* START Dataset records *
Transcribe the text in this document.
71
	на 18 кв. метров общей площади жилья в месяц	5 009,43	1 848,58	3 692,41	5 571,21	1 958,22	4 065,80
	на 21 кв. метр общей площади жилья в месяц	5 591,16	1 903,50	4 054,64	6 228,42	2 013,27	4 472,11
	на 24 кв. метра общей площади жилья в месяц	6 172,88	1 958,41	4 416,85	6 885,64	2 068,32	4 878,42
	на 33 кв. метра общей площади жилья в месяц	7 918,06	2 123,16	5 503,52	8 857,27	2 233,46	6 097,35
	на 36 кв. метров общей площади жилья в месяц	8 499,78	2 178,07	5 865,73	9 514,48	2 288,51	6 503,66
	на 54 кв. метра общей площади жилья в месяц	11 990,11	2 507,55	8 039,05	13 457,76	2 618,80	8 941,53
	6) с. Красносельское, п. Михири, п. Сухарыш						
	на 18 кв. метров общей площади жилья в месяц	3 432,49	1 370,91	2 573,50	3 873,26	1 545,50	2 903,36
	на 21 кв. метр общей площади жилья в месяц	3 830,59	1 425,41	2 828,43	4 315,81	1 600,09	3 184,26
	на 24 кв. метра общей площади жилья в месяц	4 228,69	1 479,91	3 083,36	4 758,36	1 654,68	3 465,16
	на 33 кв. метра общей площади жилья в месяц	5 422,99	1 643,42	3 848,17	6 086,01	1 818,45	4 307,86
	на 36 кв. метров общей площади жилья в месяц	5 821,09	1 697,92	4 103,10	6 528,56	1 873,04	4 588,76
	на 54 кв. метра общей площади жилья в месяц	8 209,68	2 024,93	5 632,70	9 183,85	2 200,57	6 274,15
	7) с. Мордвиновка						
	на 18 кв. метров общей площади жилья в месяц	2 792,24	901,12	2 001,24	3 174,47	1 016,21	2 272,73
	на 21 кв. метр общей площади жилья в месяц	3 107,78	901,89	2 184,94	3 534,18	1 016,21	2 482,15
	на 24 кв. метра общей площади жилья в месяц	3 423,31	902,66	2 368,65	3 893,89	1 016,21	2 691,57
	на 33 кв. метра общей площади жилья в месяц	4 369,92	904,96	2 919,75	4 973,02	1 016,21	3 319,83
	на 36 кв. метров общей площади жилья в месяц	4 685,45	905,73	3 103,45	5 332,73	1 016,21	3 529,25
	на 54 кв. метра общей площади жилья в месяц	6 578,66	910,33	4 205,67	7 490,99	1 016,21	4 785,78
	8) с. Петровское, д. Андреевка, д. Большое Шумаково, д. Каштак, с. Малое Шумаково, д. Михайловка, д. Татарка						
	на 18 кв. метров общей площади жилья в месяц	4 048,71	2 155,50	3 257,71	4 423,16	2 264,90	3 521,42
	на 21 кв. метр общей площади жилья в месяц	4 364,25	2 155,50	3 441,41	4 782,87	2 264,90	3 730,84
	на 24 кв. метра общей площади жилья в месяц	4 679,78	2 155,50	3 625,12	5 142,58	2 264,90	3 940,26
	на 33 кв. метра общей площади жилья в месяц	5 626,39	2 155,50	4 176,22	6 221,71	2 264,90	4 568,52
* END Dataset records *
### What this task involves
Answer only with how many lines in the records include "метров".

### Task solution
7